[Dataset records]
+--

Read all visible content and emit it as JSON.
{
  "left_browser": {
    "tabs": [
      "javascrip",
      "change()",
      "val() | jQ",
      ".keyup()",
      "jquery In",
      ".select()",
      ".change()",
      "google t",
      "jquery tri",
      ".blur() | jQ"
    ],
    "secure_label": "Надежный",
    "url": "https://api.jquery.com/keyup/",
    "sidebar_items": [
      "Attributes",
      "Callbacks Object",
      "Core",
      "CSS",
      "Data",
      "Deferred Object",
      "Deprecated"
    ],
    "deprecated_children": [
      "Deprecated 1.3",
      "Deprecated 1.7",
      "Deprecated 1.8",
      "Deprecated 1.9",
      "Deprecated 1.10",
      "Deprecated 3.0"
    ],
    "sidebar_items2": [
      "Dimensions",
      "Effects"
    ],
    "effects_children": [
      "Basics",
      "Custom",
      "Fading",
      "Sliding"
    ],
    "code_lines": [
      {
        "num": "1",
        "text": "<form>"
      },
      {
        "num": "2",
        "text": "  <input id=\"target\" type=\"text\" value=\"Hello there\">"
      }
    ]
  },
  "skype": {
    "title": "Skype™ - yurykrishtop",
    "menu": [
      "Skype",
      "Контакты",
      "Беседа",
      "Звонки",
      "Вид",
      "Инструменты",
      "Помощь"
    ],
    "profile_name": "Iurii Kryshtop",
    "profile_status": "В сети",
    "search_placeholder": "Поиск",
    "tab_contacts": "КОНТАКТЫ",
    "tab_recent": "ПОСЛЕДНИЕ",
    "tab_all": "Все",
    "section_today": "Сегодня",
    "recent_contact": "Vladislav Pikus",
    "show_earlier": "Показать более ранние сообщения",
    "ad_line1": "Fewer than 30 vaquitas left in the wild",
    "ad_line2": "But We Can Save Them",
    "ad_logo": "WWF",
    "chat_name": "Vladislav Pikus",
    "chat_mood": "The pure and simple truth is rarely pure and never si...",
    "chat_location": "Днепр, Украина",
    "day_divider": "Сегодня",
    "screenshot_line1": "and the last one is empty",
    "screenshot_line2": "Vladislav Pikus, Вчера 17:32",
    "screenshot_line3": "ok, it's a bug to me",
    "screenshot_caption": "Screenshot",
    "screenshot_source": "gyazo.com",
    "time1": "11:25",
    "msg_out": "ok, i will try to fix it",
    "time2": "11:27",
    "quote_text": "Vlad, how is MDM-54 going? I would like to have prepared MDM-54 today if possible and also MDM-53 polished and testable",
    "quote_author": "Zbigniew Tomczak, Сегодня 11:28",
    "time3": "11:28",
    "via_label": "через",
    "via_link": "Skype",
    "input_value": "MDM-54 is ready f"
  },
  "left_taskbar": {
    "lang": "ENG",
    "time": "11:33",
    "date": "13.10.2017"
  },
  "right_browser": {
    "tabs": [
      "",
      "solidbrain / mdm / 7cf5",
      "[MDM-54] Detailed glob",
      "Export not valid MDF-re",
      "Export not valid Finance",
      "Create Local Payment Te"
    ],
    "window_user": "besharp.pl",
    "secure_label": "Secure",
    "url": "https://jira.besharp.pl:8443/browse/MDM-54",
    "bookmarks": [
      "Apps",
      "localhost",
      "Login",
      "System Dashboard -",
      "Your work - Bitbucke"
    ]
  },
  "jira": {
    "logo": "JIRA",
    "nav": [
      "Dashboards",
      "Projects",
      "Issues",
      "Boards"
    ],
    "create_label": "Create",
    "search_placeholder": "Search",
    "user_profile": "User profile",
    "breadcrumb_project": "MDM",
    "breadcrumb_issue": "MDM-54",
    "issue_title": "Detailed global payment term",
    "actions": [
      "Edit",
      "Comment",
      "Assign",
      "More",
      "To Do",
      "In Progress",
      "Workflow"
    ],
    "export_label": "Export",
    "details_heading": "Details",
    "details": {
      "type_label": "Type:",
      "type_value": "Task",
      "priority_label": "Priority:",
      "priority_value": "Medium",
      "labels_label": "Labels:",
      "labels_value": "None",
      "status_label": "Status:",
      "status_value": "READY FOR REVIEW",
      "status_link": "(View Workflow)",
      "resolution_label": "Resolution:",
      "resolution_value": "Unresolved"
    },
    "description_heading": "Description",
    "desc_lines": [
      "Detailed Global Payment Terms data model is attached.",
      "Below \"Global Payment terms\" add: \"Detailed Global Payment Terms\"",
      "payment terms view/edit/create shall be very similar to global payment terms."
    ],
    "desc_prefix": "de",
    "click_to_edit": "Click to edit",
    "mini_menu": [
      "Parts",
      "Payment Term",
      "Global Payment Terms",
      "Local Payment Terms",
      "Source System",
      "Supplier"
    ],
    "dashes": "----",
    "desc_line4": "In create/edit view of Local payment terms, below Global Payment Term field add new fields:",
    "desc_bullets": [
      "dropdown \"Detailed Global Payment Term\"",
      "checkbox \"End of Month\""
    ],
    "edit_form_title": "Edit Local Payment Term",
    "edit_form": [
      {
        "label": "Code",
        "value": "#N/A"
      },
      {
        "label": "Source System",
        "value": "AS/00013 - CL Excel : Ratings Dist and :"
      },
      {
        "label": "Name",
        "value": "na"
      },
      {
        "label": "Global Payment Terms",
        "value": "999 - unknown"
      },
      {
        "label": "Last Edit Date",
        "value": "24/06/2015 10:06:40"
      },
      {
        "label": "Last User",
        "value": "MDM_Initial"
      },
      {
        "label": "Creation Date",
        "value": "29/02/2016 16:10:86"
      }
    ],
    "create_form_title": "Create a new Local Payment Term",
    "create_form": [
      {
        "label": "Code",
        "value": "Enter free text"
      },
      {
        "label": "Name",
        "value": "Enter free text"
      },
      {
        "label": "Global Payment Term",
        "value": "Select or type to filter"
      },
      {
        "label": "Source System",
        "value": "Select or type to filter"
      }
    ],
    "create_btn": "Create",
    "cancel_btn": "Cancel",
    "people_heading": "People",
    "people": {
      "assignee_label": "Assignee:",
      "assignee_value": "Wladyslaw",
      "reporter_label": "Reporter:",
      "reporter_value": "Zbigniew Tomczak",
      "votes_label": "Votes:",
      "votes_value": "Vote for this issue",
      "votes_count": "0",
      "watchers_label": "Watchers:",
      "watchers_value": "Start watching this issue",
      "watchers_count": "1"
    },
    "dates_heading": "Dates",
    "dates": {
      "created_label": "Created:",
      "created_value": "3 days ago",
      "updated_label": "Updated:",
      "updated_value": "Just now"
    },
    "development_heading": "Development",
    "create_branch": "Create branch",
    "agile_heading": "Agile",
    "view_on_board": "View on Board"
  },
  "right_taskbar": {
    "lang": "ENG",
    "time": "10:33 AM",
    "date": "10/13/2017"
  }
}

+--

Task brief - Write out all of the records once more, exactly.

Reply -
Read all visible content and emit it as JSON.
{
  "left_browser": {
    "tabs": [
      "javascrip",
      "change()",
      "val() | jQ",
      ".keyup()",
      "jquery In",
      ".select()",
      ".change()",
      "google t",
      "jquery tri",
      ".blur() | jQ"
    ],
    "secure_label": "Надежный",
    "url": "https://api.jquery.com/keyup/",
    "sidebar_items": [
      "Attributes",
      "Callbacks Object",
      "Core",
      "CSS",
      "Data",
      "Deferred Object",
      "Deprecated"
    ],
    "deprecated_children": [
      "Deprecated 1.3",
      "Deprecated 1.7",
      "Deprecated 1.8",
      "Deprecated 1.9",
      "Deprecated 1.10",
      "Deprecated 3.0"
    ],
    "sidebar_items2": [
      "Dimensions",
      "Effects"
    ],
    "effects_children": [
      "Basics",
      "Custom",
      "Fading",
      "Sliding"
    ],
    "code_lines": [
      {
        "num": "1",
        "text": "<form>"
      },
      {
        "num": "2",
        "text": "  <input id=\"target\" type=\"text\" value=\"Hello there\">"
      }
    ]
  },
  "skype": {
    "title": "Skype™ - yurykrishtop",
    "menu": [
      "Skype",
      "Контакты",
      "Беседа",
      "Звонки",
      "Вид",
      "Инструменты",
      "Помощь"
    ],
    "profile_name": "Iurii Kryshtop",
    "profile_status": "В сети",
    "search_placeholder": "Поиск",
    "tab_contacts": "КОНТАКТЫ",
    "tab_recent": "ПОСЛЕДНИЕ",
    "tab_all": "Все",
    "section_today": "Сегодня",
    "recent_contact": "Vladislav Pikus",
    "show_earlier": "Показать более ранние сообщения",
    "ad_line1": "Fewer than 30 vaquitas left in the wild",
    "ad_line2": "But We Can Save Them",
    "ad_logo": "WWF",
    "chat_name": "Vladislav Pikus",
    "chat_mood": "The pure and simple truth is rarely pure and never si...",
    "chat_location": "Днепр, Украина",
    "day_divider": "Сегодня",
    "screenshot_line1": "and the last one is empty",
    "screenshot_line2": "Vladislav Pikus, Вчера 17:32",
    "screenshot_line3": "ok, it's a bug to me",
    "screenshot_caption": "Screenshot",
    "screenshot_source": "gyazo.com",
    "time1": "11:25",
    "msg_out": "ok, i will try to fix it",
    "time2": "11:27",
    "quote_text": "Vlad, how is MDM-54 going? I would like to have prepared MDM-54 today if possible and also MDM-53 polished and testable",
    "quote_author": "Zbigniew Tomczak, Сегодня 11:28",
    "time3": "11:28",
    "via_label": "через",
    "via_link": "Skype",
    "input_value": "MDM-54 is ready f"
  },
  "left_taskbar": {
    "lang": "ENG",
    "time": "11:33",
    "date": "13.10.2017"
  },
  "right_browser": {
    "tabs": [
      "",
      "solidbrain / mdm / 7cf5",
      "[MDM-54] Detailed glob",
      "Export not valid MDF-re",
      "Export not valid Finance",
      "Create Local Payment Te"
    ],
    "window_user": "besharp.pl",
    "secure_label": "Secure",
    "url": "https://jira.besharp.pl:8443/browse/MDM-54",
    "bookmarks": [
      "Apps",
      "localhost",
      "Login",
      "System Dashboard -",
      "Your work - Bitbucke"
    ]
  },
  "jira": {
    "logo": "JIRA",
    "nav": [
      "Dashboards",
      "Projects",
      "Issues",
      "Boards"
    ],
    "create_label": "Create",
    "search_placeholder": "Search",
    "user_profile": "User profile",
    "breadcrumb_project": "MDM",
    "breadcrumb_issue": "MDM-54",
    "issue_title": "Detailed global payment term",
    "actions": [
      "Edit",
      "Comment",
      "Assign",
      "More",
      "To Do",
      "In Progress",
      "Workflow"
    ],
    "export_label": "Export",
    "details_heading": "Details",
    "details": {
      "type_label": "Type:",
      "type_value": "Task",
      "priority_label": "Priority:",
      "priority_value": "Medium",
      "labels_label": "Labels:",
      "labels_value": "None",
      "status_label": "Status:",
      "status_value": "READY FOR REVIEW",
      "status_link": "(View Workflow)",
      "resolution_label": "Resolution:",
      "resolution_value": "Unresolved"
    },
    "description_heading": "Description",
    "desc_lines": [
      "Detailed Global Payment Terms data model is attached.",
      "Below \"Global Payment terms\" add: \"Detailed Global Payment Terms\"",
      "payment terms view/edit/create shall be very similar to global payment terms."
    ],
    "desc_prefix": "de",
    "click_to_edit": "Click to edit",
    "mini_menu": [
      "Parts",
      "Payment Term",
      "Global Payment Terms",
      "Local Payment Terms",
      "Source System",
      "Supplier"
    ],
    "dashes": "----",
    "desc_line4": "In create/edit view of Local payment terms, below Global Payment Term field add new fields:",
    "desc_bullets": [
      "dropdown \"Detailed Global Payment Term\"",
      "checkbox \"End of Month\""
    ],
    "edit_form_title": "Edit Local Payment Term",
    "edit_form": [
      {
        "label": "Code",
        "value": "#N/A"
      },
      {
        "label": "Source System",
        "value": "AS/00013 - CL Excel : Ratings Dist and :"
      },
      {
        "label": "Name",
        "value": "na"
      },
      {
        "label": "Global Payment Terms",
        "value": "999 - unknown"
      },
      {
        "label": "Last Edit Date",
        "value": "24/06/2015 10:06:40"
      },
      {
        "label": "Last User",
        "value": "MDM_Initial"
      },
      {
        "label": "Creation Date",
        "value": "29/02/2016 16:10:86"
      }
    ],
    "create_form_title": "Create a new Local Payment Term",
    "create_form": [
      {
        "label": "Code",
        "value": "Enter free text"
      },
      {
        "label": "Name",
        "value": "Enter free text"
      },
      {
        "label": "Global Payment Term",
        "value": "Select or type to filter"
      },
      {
        "label": "Source System",
        "value": "Select or type to filter"
      }
    ],
    "create_btn": "Create",
    "cancel_btn": "Cancel",
    "people_heading": "People",
    "people": {
      "assignee_label": "Assignee:",
      "assignee_value": "Wladyslaw",
      "reporter_label": "Reporter:",
      "reporter_value": "Zbigniew Tomczak",
      "votes_label": "Votes:",
      "votes_value": "Vote for this issue",
      "votes_count": "0",
      "watchers_label": "Watchers:",
      "watchers_value": "Start watching this issue",
      "watchers_count": "1"
    },
    "dates_heading": "Dates",
    "dates": {
      "created_label": "Created:",
      "created_value": "3 days ago",
      "updated_label": "Updated:",
      "updated_value": "Just now"
    },
    "development_heading": "Development",
    "create_branch": "Create branch",
    "agile_heading": "Agile",
    "view_on_board": "View on Board"
  },
  "right_taskbar": {
    "lang": "ENG",
    "time": "10:33 AM",
    "date": "10/13/2017"
  }
}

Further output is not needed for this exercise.